## Problem statement
Omit the pictures, then write out every entry exactly as it reads.

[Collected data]
=-=-=-=-=

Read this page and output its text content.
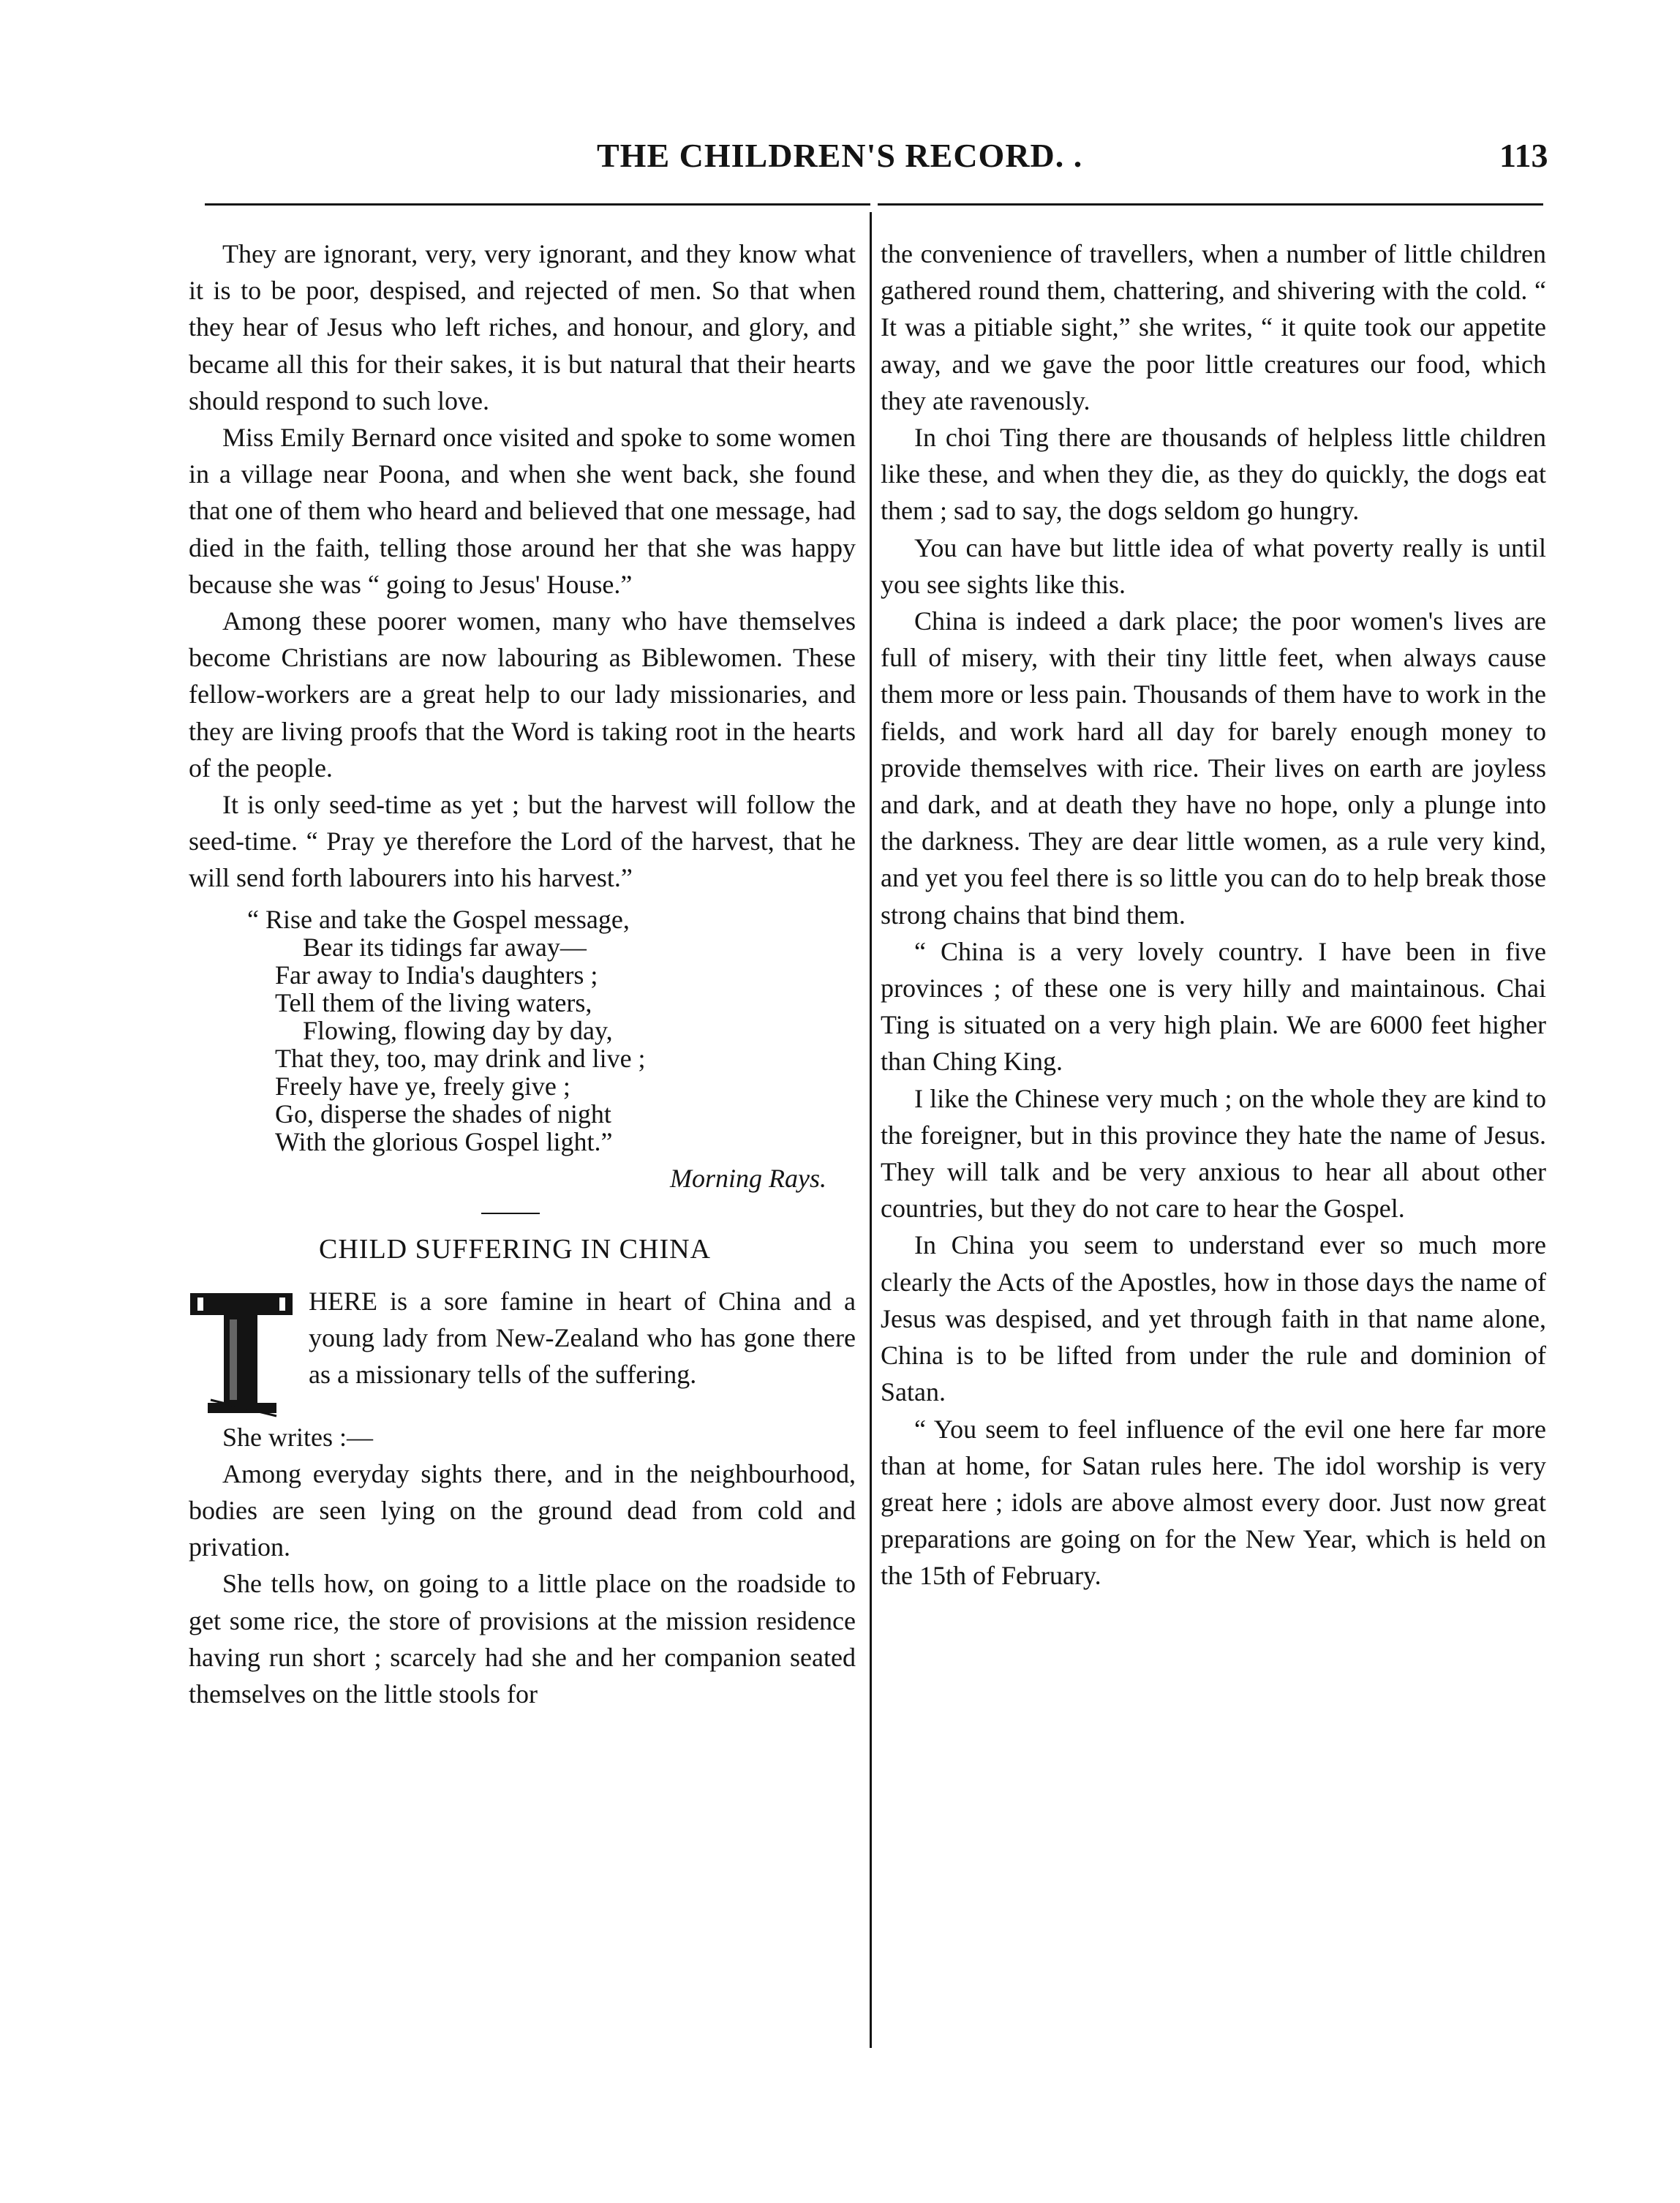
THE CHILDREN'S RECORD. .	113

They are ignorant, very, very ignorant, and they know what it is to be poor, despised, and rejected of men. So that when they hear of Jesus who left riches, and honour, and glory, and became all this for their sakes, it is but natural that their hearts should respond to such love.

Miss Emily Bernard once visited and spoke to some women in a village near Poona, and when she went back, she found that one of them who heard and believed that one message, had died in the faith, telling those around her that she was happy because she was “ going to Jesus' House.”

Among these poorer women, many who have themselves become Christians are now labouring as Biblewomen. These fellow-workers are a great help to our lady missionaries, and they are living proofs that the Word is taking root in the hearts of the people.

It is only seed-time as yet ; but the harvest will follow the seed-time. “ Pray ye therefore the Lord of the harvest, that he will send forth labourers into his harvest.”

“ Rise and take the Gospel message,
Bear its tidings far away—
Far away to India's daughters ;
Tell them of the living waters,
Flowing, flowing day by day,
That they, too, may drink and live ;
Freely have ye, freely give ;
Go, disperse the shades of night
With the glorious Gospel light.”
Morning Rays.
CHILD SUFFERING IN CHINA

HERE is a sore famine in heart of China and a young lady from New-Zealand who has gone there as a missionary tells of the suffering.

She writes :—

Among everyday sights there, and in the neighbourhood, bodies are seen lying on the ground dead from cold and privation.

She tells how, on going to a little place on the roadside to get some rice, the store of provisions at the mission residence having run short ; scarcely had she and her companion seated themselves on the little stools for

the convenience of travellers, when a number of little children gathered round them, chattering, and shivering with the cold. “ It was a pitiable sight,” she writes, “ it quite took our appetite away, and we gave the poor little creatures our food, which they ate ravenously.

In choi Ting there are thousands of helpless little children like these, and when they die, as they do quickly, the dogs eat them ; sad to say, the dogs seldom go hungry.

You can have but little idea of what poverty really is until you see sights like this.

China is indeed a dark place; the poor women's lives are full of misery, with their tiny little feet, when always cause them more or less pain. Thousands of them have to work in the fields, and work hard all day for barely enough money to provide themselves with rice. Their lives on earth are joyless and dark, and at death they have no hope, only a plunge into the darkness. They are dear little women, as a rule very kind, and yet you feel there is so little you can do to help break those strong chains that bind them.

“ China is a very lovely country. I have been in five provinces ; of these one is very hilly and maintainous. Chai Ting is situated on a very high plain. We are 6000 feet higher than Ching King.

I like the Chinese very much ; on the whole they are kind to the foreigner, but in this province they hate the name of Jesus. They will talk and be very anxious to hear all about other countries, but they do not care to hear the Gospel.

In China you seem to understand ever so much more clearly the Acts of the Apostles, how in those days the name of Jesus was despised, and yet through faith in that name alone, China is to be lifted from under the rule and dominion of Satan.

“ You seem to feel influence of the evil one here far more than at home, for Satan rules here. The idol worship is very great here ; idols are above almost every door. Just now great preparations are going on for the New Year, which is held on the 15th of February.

=-=-=-=-=

## Response to this task
Read this page and output its text content.
THE CHILDREN'S RECORD. .	113

They are ignorant, very, very ignorant, and they know what it is to be poor, despised, and rejected of men. So that when they hear of Jesus who left riches, and honour, and glory, and became all this for their sakes, it is but natural that their hearts should respond to such love.

Miss Emily Bernard once visited and spoke to some women in a village near Poona, and when she went back, she found that one of them who heard and believed that one message, had died in the faith, telling those around her that she was happy because she was “ going to Jesus' House.”

Among these poorer women, many who have themselves become Christians are now labouring as Biblewomen. These fellow-workers are a great help to our lady missionaries, and they are living proofs that the Word is taking root in the hearts of the people.

It is only seed-time as yet ; but the harvest will follow the seed-time. “ Pray ye therefore the Lord of the harvest, that he will send forth labourers into his harvest.”

“ Rise and take the Gospel message,
Bear its tidings far away—
Far away to India's daughters ;
Tell them of the living waters,
Flowing, flowing day by day,
That they, too, may drink and live ;
Freely have ye, freely give ;
Go, disperse the shades of night
With the glorious Gospel light.”
Morning Rays.
CHILD SUFFERING IN CHINA

HERE is a sore famine in heart of China and a young lady from New-Zealand who has gone there as a missionary tells of the suffering.

She writes :—

Among everyday sights there, and in the neighbourhood, bodies are seen lying on the ground dead from cold and privation.

She tells how, on going to a little place on the roadside to get some rice, the store of provisions at the mission residence having run short ; scarcely had she and her companion seated themselves on the little stools for

the convenience of travellers, when a number of little children gathered round them, chattering, and shivering with the cold. “ It was a pitiable sight,” she writes, “ it quite took our appetite away, and we gave the poor little creatures our food, which they ate ravenously.

In choi Ting there are thousands of helpless little children like these, and when they die, as they do quickly, the dogs eat them ; sad to say, the dogs seldom go hungry.

You can have but little idea of what poverty really is until you see sights like this.

China is indeed a dark place; the poor women's lives are full of misery, with their tiny little feet, when always cause them more or less pain. Thousands of them have to work in the fields, and work hard all day for barely enough money to provide themselves with rice. Their lives on earth are joyless and dark, and at death they have no hope, only a plunge into the darkness. They are dear little women, as a rule very kind, and yet you feel there is so little you can do to help break those strong chains that bind them.

“ China is a very lovely country. I have been in five provinces ; of these one is very hilly and maintainous. Chai Ting is situated on a very high plain. We are 6000 feet higher than Ching King.

I like the Chinese very much ; on the whole they are kind to the foreigner, but in this province they hate the name of Jesus. They will talk and be very anxious to hear all about other countries, but they do not care to hear the Gospel.

In China you seem to understand ever so much more clearly the Acts of the Apostles, how in those days the name of Jesus was despised, and yet through faith in that name alone, China is to be lifted from under the rule and dominion of Satan.

“ You seem to feel influence of the evil one here far more than at home, for Satan rules here. The idol worship is very great here ; idols are above almost every door. Just now great preparations are going on for the New Year, which is held on the 15th of February.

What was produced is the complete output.